◆ **EXERCISE DIRECTIONS**
Copy each entry as it stands, leaving nothing out.
--
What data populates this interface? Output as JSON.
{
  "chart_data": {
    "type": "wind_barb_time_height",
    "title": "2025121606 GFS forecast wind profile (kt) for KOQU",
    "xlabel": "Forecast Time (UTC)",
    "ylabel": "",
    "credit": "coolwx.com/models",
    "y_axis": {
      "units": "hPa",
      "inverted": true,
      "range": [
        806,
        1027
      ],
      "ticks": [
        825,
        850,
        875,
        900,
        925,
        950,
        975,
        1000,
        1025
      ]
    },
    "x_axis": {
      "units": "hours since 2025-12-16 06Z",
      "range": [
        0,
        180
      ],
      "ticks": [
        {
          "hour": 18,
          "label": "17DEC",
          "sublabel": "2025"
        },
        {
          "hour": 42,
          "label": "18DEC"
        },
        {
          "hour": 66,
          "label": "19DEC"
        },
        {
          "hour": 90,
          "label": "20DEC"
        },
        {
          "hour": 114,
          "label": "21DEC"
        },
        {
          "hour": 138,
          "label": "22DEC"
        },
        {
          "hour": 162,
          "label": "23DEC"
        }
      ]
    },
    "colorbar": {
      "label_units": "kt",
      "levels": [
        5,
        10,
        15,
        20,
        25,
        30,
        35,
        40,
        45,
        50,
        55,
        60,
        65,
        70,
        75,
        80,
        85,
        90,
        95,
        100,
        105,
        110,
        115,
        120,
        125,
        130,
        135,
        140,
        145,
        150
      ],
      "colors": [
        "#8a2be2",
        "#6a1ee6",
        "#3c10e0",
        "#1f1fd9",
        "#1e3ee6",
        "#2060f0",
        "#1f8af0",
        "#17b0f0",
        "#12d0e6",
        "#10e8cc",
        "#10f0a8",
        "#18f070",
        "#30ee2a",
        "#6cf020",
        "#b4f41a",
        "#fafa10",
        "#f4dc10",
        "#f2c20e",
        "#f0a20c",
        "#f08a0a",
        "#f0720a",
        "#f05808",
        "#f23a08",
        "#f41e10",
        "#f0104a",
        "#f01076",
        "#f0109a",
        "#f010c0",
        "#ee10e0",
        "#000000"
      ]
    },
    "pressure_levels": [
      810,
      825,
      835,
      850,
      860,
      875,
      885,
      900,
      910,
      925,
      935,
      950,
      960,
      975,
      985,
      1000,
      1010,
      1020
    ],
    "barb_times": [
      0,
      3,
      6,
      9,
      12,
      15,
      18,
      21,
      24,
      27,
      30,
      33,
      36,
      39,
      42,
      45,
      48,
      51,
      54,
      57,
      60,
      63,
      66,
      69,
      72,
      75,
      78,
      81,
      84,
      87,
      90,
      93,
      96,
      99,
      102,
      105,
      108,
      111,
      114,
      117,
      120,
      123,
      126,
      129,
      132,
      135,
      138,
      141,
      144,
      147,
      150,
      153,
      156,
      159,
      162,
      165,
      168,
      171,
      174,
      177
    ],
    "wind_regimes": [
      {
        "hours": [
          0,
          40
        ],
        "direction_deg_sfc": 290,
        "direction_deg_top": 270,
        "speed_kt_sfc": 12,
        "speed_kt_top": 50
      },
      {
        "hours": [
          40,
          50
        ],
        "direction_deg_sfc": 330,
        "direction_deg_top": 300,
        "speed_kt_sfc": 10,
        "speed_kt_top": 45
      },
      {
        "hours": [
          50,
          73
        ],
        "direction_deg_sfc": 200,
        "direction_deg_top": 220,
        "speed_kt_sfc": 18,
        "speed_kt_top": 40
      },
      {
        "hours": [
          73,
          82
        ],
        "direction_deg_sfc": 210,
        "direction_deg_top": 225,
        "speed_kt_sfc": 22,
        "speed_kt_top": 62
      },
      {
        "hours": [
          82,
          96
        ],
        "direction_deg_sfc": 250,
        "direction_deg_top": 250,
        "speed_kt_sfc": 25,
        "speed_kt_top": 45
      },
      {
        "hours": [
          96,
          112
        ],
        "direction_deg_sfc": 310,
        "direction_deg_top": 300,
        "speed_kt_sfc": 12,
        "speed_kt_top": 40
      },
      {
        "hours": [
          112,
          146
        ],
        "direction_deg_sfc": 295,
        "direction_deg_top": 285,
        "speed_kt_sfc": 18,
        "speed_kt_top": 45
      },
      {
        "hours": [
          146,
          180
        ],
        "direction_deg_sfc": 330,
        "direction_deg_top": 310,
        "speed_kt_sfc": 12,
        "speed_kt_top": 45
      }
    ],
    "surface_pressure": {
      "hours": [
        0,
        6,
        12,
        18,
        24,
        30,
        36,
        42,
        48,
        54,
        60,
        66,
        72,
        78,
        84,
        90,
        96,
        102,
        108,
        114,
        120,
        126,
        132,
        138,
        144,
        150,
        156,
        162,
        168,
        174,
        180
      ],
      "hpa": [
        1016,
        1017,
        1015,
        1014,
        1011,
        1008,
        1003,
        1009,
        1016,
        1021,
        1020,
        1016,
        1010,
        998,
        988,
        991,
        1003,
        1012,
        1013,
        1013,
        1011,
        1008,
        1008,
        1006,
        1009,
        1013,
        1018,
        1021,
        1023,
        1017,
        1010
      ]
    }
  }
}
--
◆ **TASK RESULT**
What data populates this interface? Output as JSON.
{
  "chart_data": {
    "type": "wind_barb_time_height",
    "title": "2025121606 GFS forecast wind profile (kt) for KOQU",
    "xlabel": "Forecast Time (UTC)",
    "ylabel": "",
    "credit": "coolwx.com/models",
    "y_axis": {
      "units": "hPa",
      "inverted": true,
      "range": [
        806,
        1027
      ],
      "ticks": [
        825,
        850,
        875,
        900,
        925,
        950,
        975,
        1000,
        1025
      ]
    },
    "x_axis": {
      "units": "hours since 2025-12-16 06Z",
      "range": [
        0,
        180
      ],
      "ticks": [
        {
          "hour": 18,
          "label": "17DEC",
          "sublabel": "2025"
        },
        {
          "hour": 42,
          "label": "18DEC"
        },
        {
          "hour": 66,
          "label": "19DEC"
        },
        {
          "hour": 90,
          "label": "20DEC"
        },
        {
          "hour": 114,
          "label": "21DEC"
        },
        {
          "hour": 138,
          "label": "22DEC"
        },
        {
          "hour": 162,
          "label": "23DEC"
        }
      ]
    },
    "colorbar": {
      "label_units": "kt",
      "levels": [
        5,
        10,
        15,
        20,
        25,
        30,
        35,
        40,
        45,
        50,
        55,
        60,
        65,
        70,
        75,
        80,
        85,
        90,
        95,
        100,
        105,
        110,
        115,
        120,
        125,
        130,
        135,
        140,
        145,
        150
      ],
      "colors": [
        "#8a2be2",
        "#6a1ee6",
        "#3c10e0",
        "#1f1fd9",
        "#1e3ee6",
        "#2060f0",
        "#1f8af0",
        "#17b0f0",
        "#12d0e6",
        "#10e8cc",
        "#10f0a8",
        "#18f070",
        "#30ee2a",
        "#6cf020",
        "#b4f41a",
        "#fafa10",
        "#f4dc10",
        "#f2c20e",
        "#f0a20c",
        "#f08a0a",
        "#f0720a",
        "#f05808",
        "#f23a08",
        "#f41e10",
        "#f0104a",
        "#f01076",
        "#f0109a",
        "#f010c0",
        "#ee10e0",
        "#000000"
      ]
    },
    "pressure_levels": [
      810,
      825,
      835,
      850,
      860,
      875,
      885,
      900,
      910,
      925,
      935,
      950,
      960,
      975,
      985,
      1000,
      1010,
      1020
    ],
    "barb_times": [
      0,
      3,
      6,
      9,
      12,
      15,
      18,
      21,
      24,
      27,
      30,
      33,
      36,
      39,
      42,
      45,
      48,
      51,
      54,
      57,
      60,
      63,
      66,
      69,
      72,
      75,
      78,
      81,
      84,
      87,
      90,
      93,
      96,
      99,
      102,
      105,
      108,
      111,
      114,
      117,
      120,
      123,
      126,
      129,
      132,
      135,
      138,
      141,
      144,
      147,
      150,
      153,
      156,
      159,
      162,
      165,
      168,
      171,
      174,
      177
    ],
    "wind_regimes": [
      {
        "hours": [
          0,
          40
        ],
        "direction_deg_sfc": 290,
        "direction_deg_top": 270,
        "speed_kt_sfc": 12,
        "speed_kt_top": 50
      },
      {
        "hours": [
          40,
          50
        ],
        "direction_deg_sfc": 330,
        "direction_deg_top": 300,
        "speed_kt_sfc": 10,
        "speed_kt_top": 45
      },
      {
        "hours": [
          50,
          73
        ],
        "direction_deg_sfc": 200,
        "direction_deg_top": 220,
        "speed_kt_sfc": 18,
        "speed_kt_top": 40
      },
      {
        "hours": [
          73,
          82
        ],
        "direction_deg_sfc": 210,
        "direction_deg_top": 225,
        "speed_kt_sfc": 22,
        "speed_kt_top": 62
      },
      {
        "hours": [
          82,
          96
        ],
        "direction_deg_sfc": 250,
        "direction_deg_top": 250,
        "speed_kt_sfc": 25,
        "speed_kt_top": 45
      },
      {
        "hours": [
          96,
          112
        ],
        "direction_deg_sfc": 310,
        "direction_deg_top": 300,
        "speed_kt_sfc": 12,
        "speed_kt_top": 40
      },
      {
        "hours": [
          112,
          146
        ],
        "direction_deg_sfc": 295,
        "direction_deg_top": 285,
        "speed_kt_sfc": 18,
        "speed_kt_top": 45
      },
      {
        "hours": [
          146,
          180
        ],
        "direction_deg_sfc": 330,
        "direction_deg_top": 310,
        "speed_kt_sfc": 12,
        "speed_kt_top": 45
      }
    ],
    "surface_pressure": {
      "hours": [
        0,
        6,
        12,
        18,
        24,
        30,
        36,
        42,
        48,
        54,
        60,
        66,
        72,
        78,
        84,
        90,
        96,
        102,
        108,
        114,
        120,
        126,
        132,
        138,
        144,
        150,
        156,
        162,
        168,
        174,
        180
      ],
      "hpa": [
        1016,
        1017,
        1015,
        1014,
        1011,
        1008,
        1003,
        1009,
        1016,
        1021,
        1020,
        1016,
        1010,
        998,
        988,
        991,
        1003,
        1012,
        1013,
        1013,
        1011,
        1008,
        1008,
        1006,
        1009,
        1013,
        1018,
        1021,
        1023,
        1017,
        1010
      ]
    }
  }
}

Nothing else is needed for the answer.